= What to produce =
No images are to be carried over; print all other material exactly as it stands.

-- START Stored rows --

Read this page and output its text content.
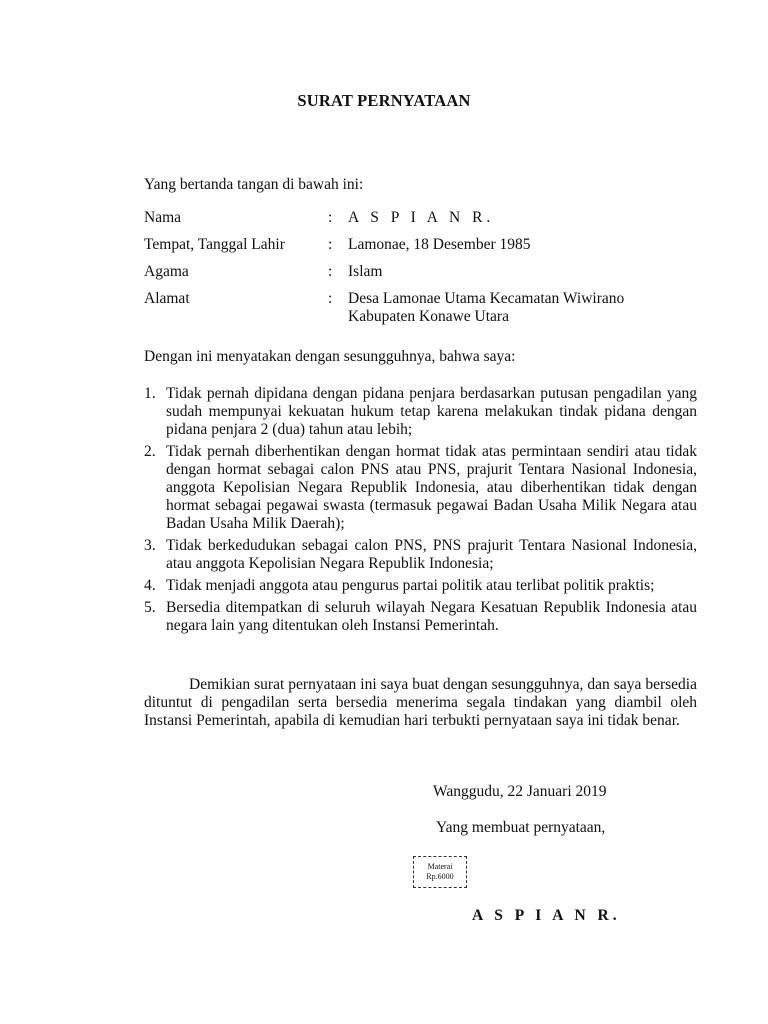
SURAT PERNYATAAN
Yang bertanda tangan di bawah ini:
Nama	:	A S P I A N R.
Tempat, Tanggal Lahir	:	Lamonae, 18 Desember 1985
Agama	:	Islam
Alamat	:	Desa Lamonae Utama Kecamatan Wiwirano Kabupaten Konawe Utara
Dengan ini menyatakan dengan sesungguhnya, bahwa saya:
1. Tidak pernah dipidana dengan pidana penjara berdasarkan putusan pengadilan yang sudah mempunyai kekuatan hukum tetap karena melakukan tindak pidana dengan pidana penjara 2 (dua) tahun atau lebih;
2. Tidak pernah diberhentikan dengan hormat tidak atas permintaan sendiri atau tidak dengan hormat sebagai calon PNS atau PNS, prajurit Tentara Nasional Indonesia, anggota Kepolisian Negara Republik Indonesia, atau diberhentikan tidak dengan hormat sebagai pegawai swasta (termasuk pegawai Badan Usaha Milik Negara atau Badan Usaha Milik Daerah);
3. Tidak berkedudukan sebagai calon PNS, PNS prajurit Tentara Nasional Indonesia, atau anggota Kepolisian Negara Republik Indonesia;
4. Tidak menjadi anggota atau pengurus partai politik atau terlibat politik praktis;
5. Bersedia ditempatkan di seluruh wilayah Negara Kesatuan Republik Indonesia atau negara lain yang ditentukan oleh Instansi Pemerintah.
Demikian surat pernyataan ini saya buat dengan sesungguhnya, dan saya bersedia dituntut di pengadilan serta bersedia menerima segala tindakan yang diambil oleh Instansi Pemerintah, apabila di kemudian hari terbukti pernyataan saya ini tidak benar.
Wanggudu, 22 Januari 2019
Yang membuat pernyataan,
Materai
Rp.6000
A S P I A N R.
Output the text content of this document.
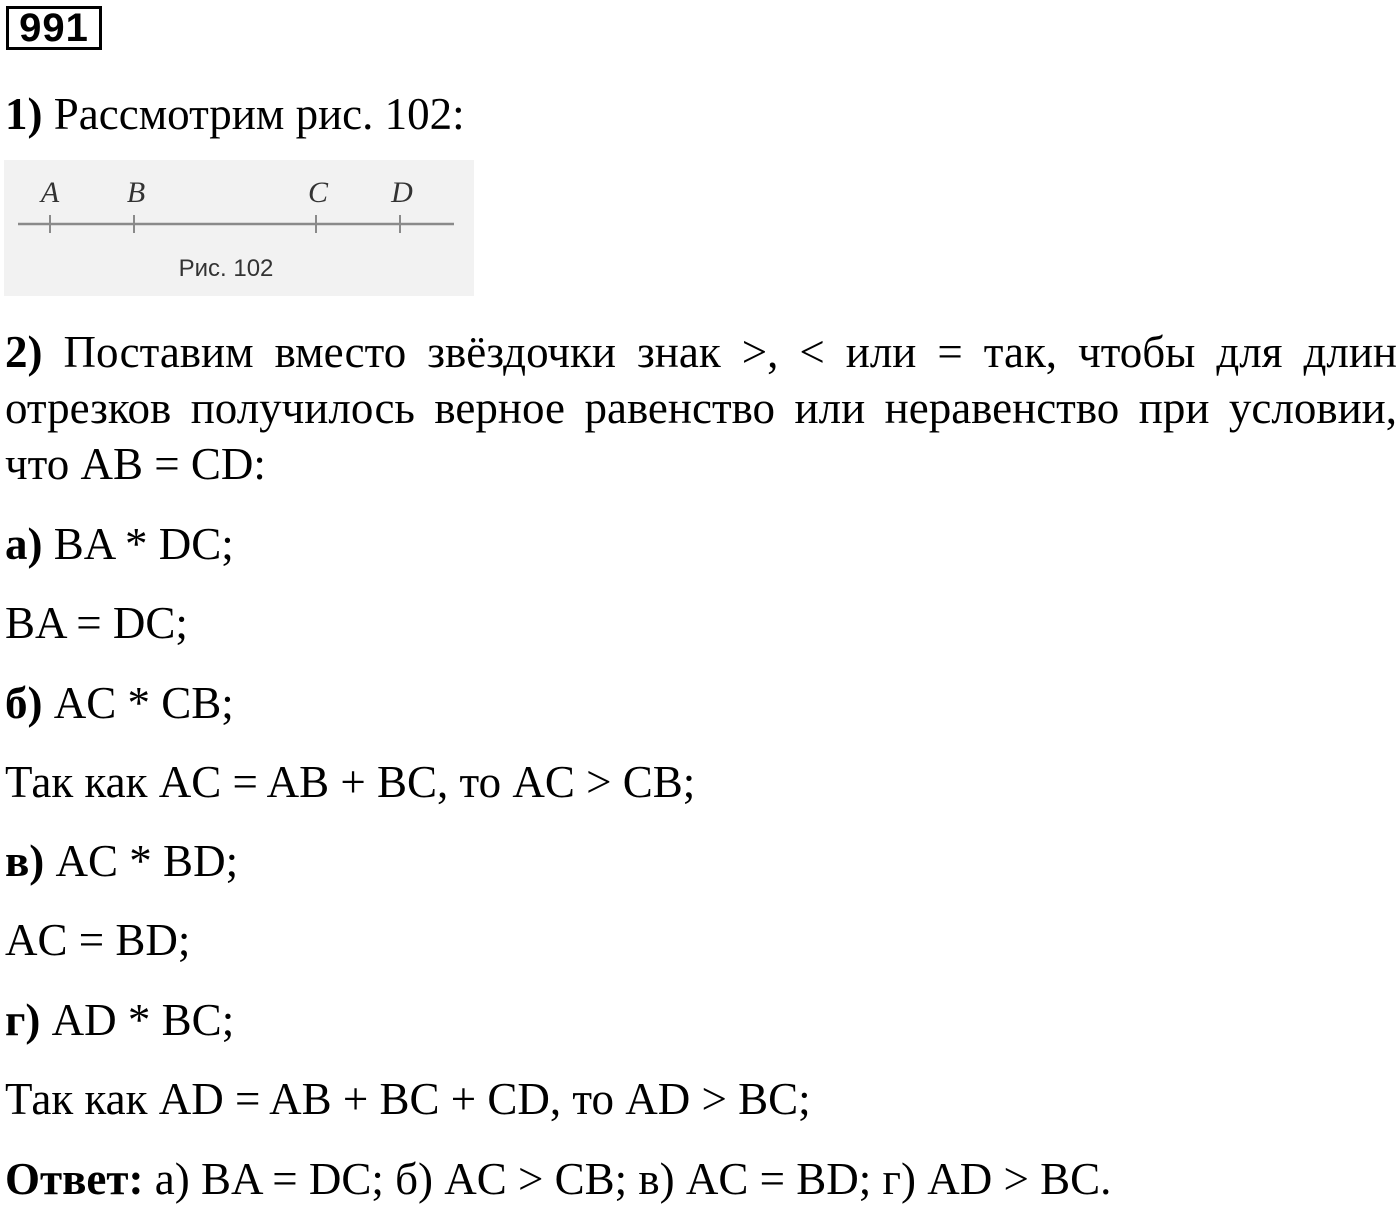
991
1) Рассмотрим рис. 102:
A B	C D
Рис. 102
2) Поставим вместо звёздочки знак >, < или = так, чтобы для длин
отрезков получилось верное равенство или неравенство при условии,
что AB = CD:
а) BA * DC;
BA = DC;
б) AC * CB;
Так как AC = AB + BC, то AC > CB;
в) AC * BD;
AC = BD;
г) AD * BC;
Так как AD = AB + BC + CD, то AD > BC;
Ответ: а) BA = DC; б) AC > CB; в) AC = BD; г) AD > BC.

-- END Stored rows --

= Answer to the task =
Read this page and output its text content.
SURAT PERNYATAAN
Yang bertanda tangan di bawah ini:
Nama	:	A S P I A N R.
Tempat, Tanggal Lahir	:	Lamonae, 18 Desember 1985
Agama	:	Islam
Alamat	:	Desa Lamonae Utama Kecamatan Wiwirano Kabupaten Konawe Utara
Dengan ini menyatakan dengan sesungguhnya, bahwa saya:
1. Tidak pernah dipidana dengan pidana penjara berdasarkan putusan pengadilan yang sudah mempunyai kekuatan hukum tetap karena melakukan tindak pidana dengan pidana penjara 2 (dua) tahun atau lebih;
2. Tidak pernah diberhentikan dengan hormat tidak atas permintaan sendiri atau tidak dengan hormat sebagai calon PNS atau PNS, prajurit Tentara Nasional Indonesia, anggota Kepolisian Negara Republik Indonesia, atau diberhentikan tidak dengan hormat sebagai pegawai swasta (termasuk pegawai Badan Usaha Milik Negara atau Badan Usaha Milik Daerah);
3. Tidak berkedudukan sebagai calon PNS, PNS prajurit Tentara Nasional Indonesia, atau anggota Kepolisian Negara Republik Indonesia;
4. Tidak menjadi anggota atau pengurus partai politik atau terlibat politik praktis;
5. Bersedia ditempatkan di seluruh wilayah Negara Kesatuan Republik Indonesia atau negara lain yang ditentukan oleh Instansi Pemerintah.
Demikian surat pernyataan ini saya buat dengan sesungguhnya, dan saya bersedia dituntut di pengadilan serta bersedia menerima segala tindakan yang diambil oleh Instansi Pemerintah, apabila di kemudian hari terbukti pernyataan saya ini tidak benar.
Wanggudu, 22 Januari 2019
Yang membuat pernyataan,
Materai
Rp.6000
A S P I A N R.
Output the text content of this document.
991
1) Рассмотрим рис. 102:
A B	C D
Рис. 102
2) Поставим вместо звёздочки знак >, < или = так, чтобы для длин
отрезков получилось верное равенство или неравенство при условии,
что AB = CD:
а) BA * DC;
BA = DC;
б) AC * CB;
Так как AC = AB + BC, то AC > CB;
в) AC * BD;
AC = BD;
г) AD * BC;
Так как AD = AB + BC + CD, то AD > BC;
Ответ: а) BA = DC; б) AC > CB; в) AC = BD; г) AD > BC.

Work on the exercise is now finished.